» AIM OF THE TASK: The data must be written out once more, precisely as given.

Dataset records:
* * *
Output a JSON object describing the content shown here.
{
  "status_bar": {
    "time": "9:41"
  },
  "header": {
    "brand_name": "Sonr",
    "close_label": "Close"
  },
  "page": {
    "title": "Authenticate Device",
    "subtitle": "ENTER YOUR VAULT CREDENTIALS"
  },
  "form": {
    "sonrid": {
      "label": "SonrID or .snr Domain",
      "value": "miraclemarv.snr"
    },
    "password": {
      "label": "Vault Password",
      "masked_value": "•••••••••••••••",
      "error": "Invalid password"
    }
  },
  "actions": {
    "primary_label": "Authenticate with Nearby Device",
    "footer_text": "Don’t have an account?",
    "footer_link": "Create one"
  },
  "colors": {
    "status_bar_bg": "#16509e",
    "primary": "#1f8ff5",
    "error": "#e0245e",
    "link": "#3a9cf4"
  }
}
* * *
» SOLUTION TO THIS EXERCISE:
Output a JSON object describing the content shown here.
{
  "status_bar": {
    "time": "9:41"
  },
  "header": {
    "brand_name": "Sonr",
    "close_label": "Close"
  },
  "page": {
    "title": "Authenticate Device",
    "subtitle": "ENTER YOUR VAULT CREDENTIALS"
  },
  "form": {
    "sonrid": {
      "label": "SonrID or .snr Domain",
      "value": "miraclemarv.snr"
    },
    "password": {
      "label": "Vault Password",
      "masked_value": "•••••••••••••••",
      "error": "Invalid password"
    }
  },
  "actions": {
    "primary_label": "Authenticate with Nearby Device",
    "footer_text": "Don’t have an account?",
    "footer_link": "Create one"
  },
  "colors": {
    "status_bar_bg": "#16509e",
    "primary": "#1f8ff5",
    "error": "#e0245e",
    "link": "#3a9cf4"
  }
}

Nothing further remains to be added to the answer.